Every record that follows must be duplicated exactly, with images left out.

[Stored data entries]

╔══

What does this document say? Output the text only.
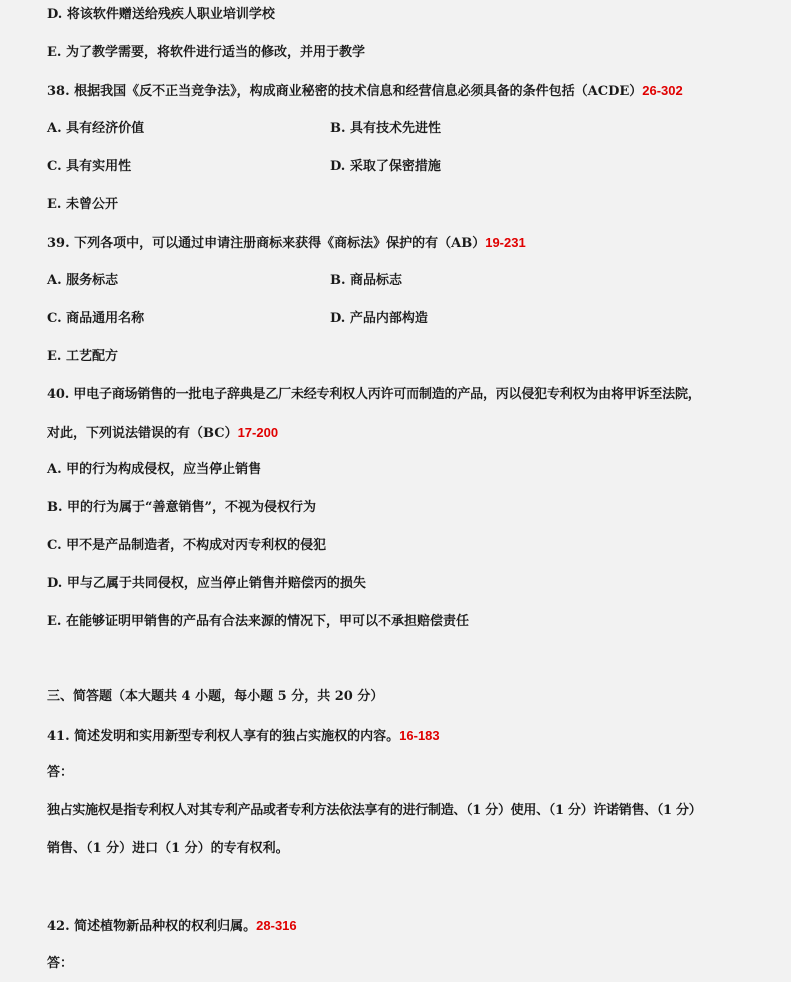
D. 将该软件赠送给残疾人职业培训学校
E. 为了教学需要，将软件进行适当的修改，并用于教学
38. 根据我国《反不正当竞争法》，构成商业秘密的技术信息和经营信息必须具备的条件包括（ACDE）26-302
A. 具有经济价值	B. 具有技术先进性
C. 具有实用性	D. 采取了保密措施
E. 未曾公开
39. 下列各项中，可以通过申请注册商标来获得《商标法》保护的有（AB）19-231
A. 服务标志	B. 商品标志
C. 商品通用名称	D. 产品内部构造
E. 工艺配方
40. 甲电子商场销售的一批电子辞典是乙厂未经专利权人丙许可而制造的产品，丙以侵犯专利权为由将甲诉至法院，
对此，下列说法错误的有（BC）17-200
A. 甲的行为构成侵权，应当停止销售
B. 甲的行为属于“善意销售”，不视为侵权行为
C. 甲不是产品制造者，不构成对丙专利权的侵犯
D. 甲与乙属于共同侵权，应当停止销售并赔偿丙的损失
E. 在能够证明甲销售的产品有合法来源的情况下，甲可以不承担赔偿责任
三、简答题（本大题共 4 小题，每小题 5 分，共 20 分）
41. 简述发明和实用新型专利权人享有的独占实施权的内容。16-183
答：
独占实施权是指专利权人对其专利产品或者专利方法依法享有的进行制造、（1 分）使用、（1 分）许诺销售、（1 分）
销售、（1 分）进口（1 分）的专有权利。
42. 简述植物新品种权的权利归属。28-316
答：
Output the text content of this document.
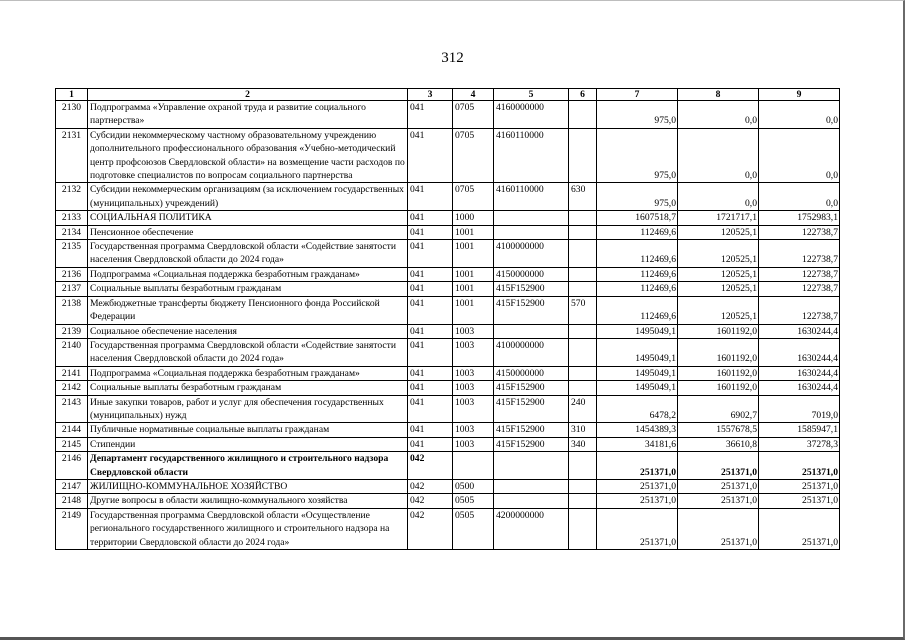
312
1	2	3	4	5	6	7	8	9
2130	Подпрограмма «Управление охраной труда и развитие социального партнерства»	041	0705	4160000000		975,0	0,0	0,0
2131	Субсидии некоммерческому частному образовательному учреждению дополнительного профессионального образования «Учебно-методический центр профсоюзов Свердловской области» на возмещение части расходов по подготовке специалистов по вопросам социального партнерства	041	0705	4160110000		975,0	0,0	0,0
2132	Субсидии некоммерческим организациям (за исключением государственных (муниципальных) учреждений)	041	0705	4160110000	630	975,0	0,0	0,0
2133	СОЦИАЛЬНАЯ ПОЛИТИКА	041	1000			1607518,7	1721717,1	1752983,1
2134	Пенсионное обеспечение	041	1001			112469,6	120525,1	122738,7
2135	Государственная программа Свердловской области «Содействие занятости населения Свердловской области до 2024 года»	041	1001	4100000000		112469,6	120525,1	122738,7
2136	Подпрограмма «Социальная поддержка безработным гражданам»	041	1001	4150000000		112469,6	120525,1	122738,7
2137	Социальные выплаты безработным гражданам	041	1001	415F152900		112469,6	120525,1	122738,7
2138	Межбюджетные трансферты бюджету Пенсионного фонда Российской Федерации	041	1001	415F152900	570	112469,6	120525,1	122738,7
2139	Социальное обеспечение населения	041	1003			1495049,1	1601192,0	1630244,4
2140	Государственная программа Свердловской области «Содействие занятости населения Свердловской области до 2024 года»	041	1003	4100000000		1495049,1	1601192,0	1630244,4
2141	Подпрограмма «Социальная поддержка безработным гражданам»	041	1003	4150000000		1495049,1	1601192,0	1630244,4
2142	Социальные выплаты безработным гражданам	041	1003	415F152900		1495049,1	1601192,0	1630244,4
2143	Иные закупки товаров, работ и услуг для обеспечения государственных (муниципальных) нужд	041	1003	415F152900	240	6478,2	6902,7	7019,0
2144	Публичные нормативные социальные выплаты гражданам	041	1003	415F152900	310	1454389,3	1557678,5	1585947,1
2145	Стипендии	041	1003	415F152900	340	34181,6	36610,8	37278,3
2146	Департамент государственного жилищного и строительного надзора Свердловской области	042				251371,0	251371,0	251371,0
2147	ЖИЛИЩНО-КОММУНАЛЬНОЕ ХОЗЯЙСТВО	042	0500			251371,0	251371,0	251371,0
2148	Другие вопросы в области жилищно-коммунального хозяйства	042	0505			251371,0	251371,0	251371,0
2149	Государственная программа Свердловской области «Осуществление регионального государственного жилищного и строительного надзора на территории Свердловской области до 2024 года»	042	0505	4200000000		251371,0	251371,0	251371,0
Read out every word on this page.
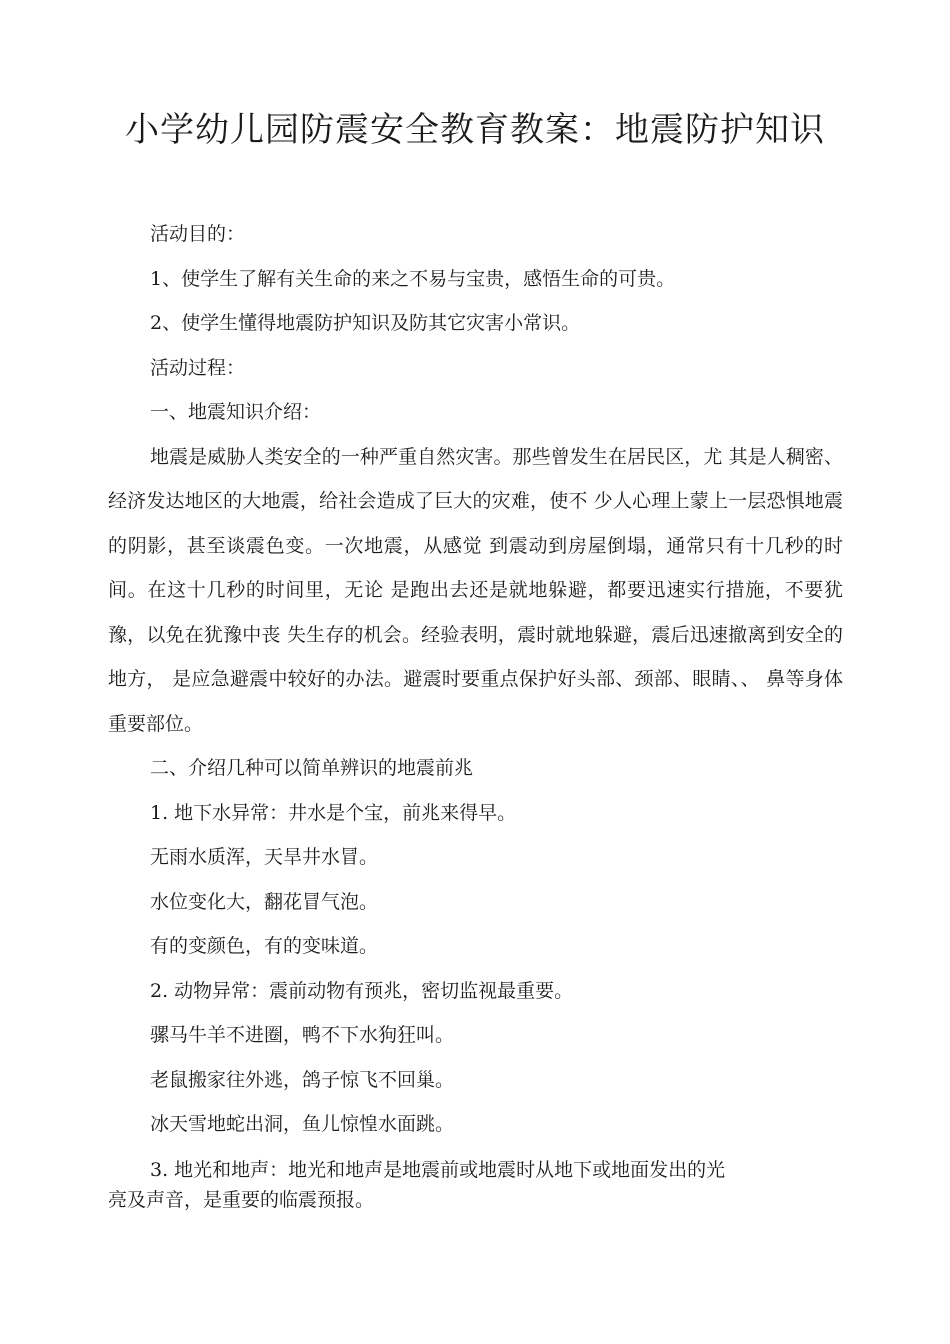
小学幼儿园防震安全教育教案：地震防护知识

活动目的：

1、使学生了解有关生命的来之不易与宝贵，感悟生命的可贵。

2、使学生懂得地震防护知识及防其它灾害小常识。

活动过程：

一、地震知识介绍：

地震是威胁人类安全的一种严重自然灾害。那些曾发生在居民区，尤 其是人稠密、经济发达地区的大地震，给社会造成了巨大的灾难，使不 少人心理上蒙上一层恐惧地震的阴影，甚至谈震色变。一次地震，从感觉 到震动到房屋倒塌，通常只有十几秒的时间。在这十几秒的时间里，无论 是跑出去还是就地躲避，都要迅速实行措施，不要犹豫，以免在犹豫中丧 失生存的机会。经验表明，震时就地躲避，震后迅速撤离到安全的地方， 是应急避震中较好的办法。避震时要重点保护好头部、颈部、眼睛、、 鼻等身体重要部位。

二、介绍几种可以简单辨识的地震前兆

1. 地下水异常：井水是个宝，前兆来得早。

无雨水质浑，天旱井水冒。

水位变化大，翻花冒气泡。

有的变颜色，有的变味道。

2. 动物异常：震前动物有预兆，密切监视最重要。

骡马牛羊不进圈，鸭不下水狗狂叫。

老鼠搬家往外逃，鸽子惊飞不回巢。

冰天雪地蛇出洞，鱼儿惊惶水面跳。

3. 地光和地声：地光和地声是地震前或地震时从地下或地面发出的光

亮及声音，是重要的临震预报。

╚══

The completed task:
What does this document say? Output the text only.
D. 将该软件赠送给残疾人职业培训学校
E. 为了教学需要，将软件进行适当的修改，并用于教学
38. 根据我国《反不正当竞争法》，构成商业秘密的技术信息和经营信息必须具备的条件包括（ACDE）26-302
A. 具有经济价值	B. 具有技术先进性
C. 具有实用性	D. 采取了保密措施
E. 未曾公开
39. 下列各项中，可以通过申请注册商标来获得《商标法》保护的有（AB）19-231
A. 服务标志	B. 商品标志
C. 商品通用名称	D. 产品内部构造
E. 工艺配方
40. 甲电子商场销售的一批电子辞典是乙厂未经专利权人丙许可而制造的产品，丙以侵犯专利权为由将甲诉至法院，
对此，下列说法错误的有（BC）17-200
A. 甲的行为构成侵权，应当停止销售
B. 甲的行为属于“善意销售”，不视为侵权行为
C. 甲不是产品制造者，不构成对丙专利权的侵犯
D. 甲与乙属于共同侵权，应当停止销售并赔偿丙的损失
E. 在能够证明甲销售的产品有合法来源的情况下，甲可以不承担赔偿责任
三、简答题（本大题共 4 小题，每小题 5 分，共 20 分）
41. 简述发明和实用新型专利权人享有的独占实施权的内容。16-183
答：
独占实施权是指专利权人对其专利产品或者专利方法依法享有的进行制造、（1 分）使用、（1 分）许诺销售、（1 分）
销售、（1 分）进口（1 分）的专有权利。
42. 简述植物新品种权的权利归属。28-316
答：
Output the text content of this document.
312
1	2	3	4	5	6	7	8	9
2130	Подпрограмма «Управление охраной труда и развитие социального партнерства»	041	0705	4160000000		975,0	0,0	0,0
2131	Субсидии некоммерческому частному образовательному учреждению дополнительного профессионального образования «Учебно-методический центр профсоюзов Свердловской области» на возмещение части расходов по подготовке специалистов по вопросам социального партнерства	041	0705	4160110000		975,0	0,0	0,0
2132	Субсидии некоммерческим организациям (за исключением государственных (муниципальных) учреждений)	041	0705	4160110000	630	975,0	0,0	0,0
2133	СОЦИАЛЬНАЯ ПОЛИТИКА	041	1000			1607518,7	1721717,1	1752983,1
2134	Пенсионное обеспечение	041	1001			112469,6	120525,1	122738,7
2135	Государственная программа Свердловской области «Содействие занятости населения Свердловской области до 2024 года»	041	1001	4100000000		112469,6	120525,1	122738,7
2136	Подпрограмма «Социальная поддержка безработным гражданам»	041	1001	4150000000		112469,6	120525,1	122738,7
2137	Социальные выплаты безработным гражданам	041	1001	415F152900		112469,6	120525,1	122738,7
2138	Межбюджетные трансферты бюджету Пенсионного фонда Российской Федерации	041	1001	415F152900	570	112469,6	120525,1	122738,7
2139	Социальное обеспечение населения	041	1003			1495049,1	1601192,0	1630244,4
2140	Государственная программа Свердловской области «Содействие занятости населения Свердловской области до 2024 года»	041	1003	4100000000		1495049,1	1601192,0	1630244,4
2141	Подпрограмма «Социальная поддержка безработным гражданам»	041	1003	4150000000		1495049,1	1601192,0	1630244,4
2142	Социальные выплаты безработным гражданам	041	1003	415F152900		1495049,1	1601192,0	1630244,4
2143	Иные закупки товаров, работ и услуг для обеспечения государственных (муниципальных) нужд	041	1003	415F152900	240	6478,2	6902,7	7019,0
2144	Публичные нормативные социальные выплаты гражданам	041	1003	415F152900	310	1454389,3	1557678,5	1585947,1
2145	Стипендии	041	1003	415F152900	340	34181,6	36610,8	37278,3
2146	Департамент государственного жилищного и строительного надзора Свердловской области	042				251371,0	251371,0	251371,0
2147	ЖИЛИЩНО-КОММУНАЛЬНОЕ ХОЗЯЙСТВО	042	0500			251371,0	251371,0	251371,0
2148	Другие вопросы в области жилищно-коммунального хозяйства	042	0505			251371,0	251371,0	251371,0
2149	Государственная программа Свердловской области «Осуществление регионального государственного жилищного и строительного надзора на территории Свердловской области до 2024 года»	042	0505	4200000000		251371,0	251371,0	251371,0
Read out every word on this page.
小学幼儿园防震安全教育教案：地震防护知识

活动目的：

1、使学生了解有关生命的来之不易与宝贵，感悟生命的可贵。

2、使学生懂得地震防护知识及防其它灾害小常识。

活动过程：

一、地震知识介绍：

地震是威胁人类安全的一种严重自然灾害。那些曾发生在居民区，尤 其是人稠密、经济发达地区的大地震，给社会造成了巨大的灾难，使不 少人心理上蒙上一层恐惧地震的阴影，甚至谈震色变。一次地震，从感觉 到震动到房屋倒塌，通常只有十几秒的时间。在这十几秒的时间里，无论 是跑出去还是就地躲避，都要迅速实行措施，不要犹豫，以免在犹豫中丧 失生存的机会。经验表明，震时就地躲避，震后迅速撤离到安全的地方， 是应急避震中较好的办法。避震时要重点保护好头部、颈部、眼睛、、 鼻等身体重要部位。

二、介绍几种可以简单辨识的地震前兆

1. 地下水异常：井水是个宝，前兆来得早。

无雨水质浑，天旱井水冒。

水位变化大，翻花冒气泡。

有的变颜色，有的变味道。

2. 动物异常：震前动物有预兆，密切监视最重要。

骡马牛羊不进圈，鸭不下水狗狂叫。

老鼠搬家往外逃，鸽子惊飞不回巢。

冰天雪地蛇出洞，鱼儿惊惶水面跳。

3. 地光和地声：地光和地声是地震前或地震时从地下或地面发出的光

亮及声音，是重要的临震预报。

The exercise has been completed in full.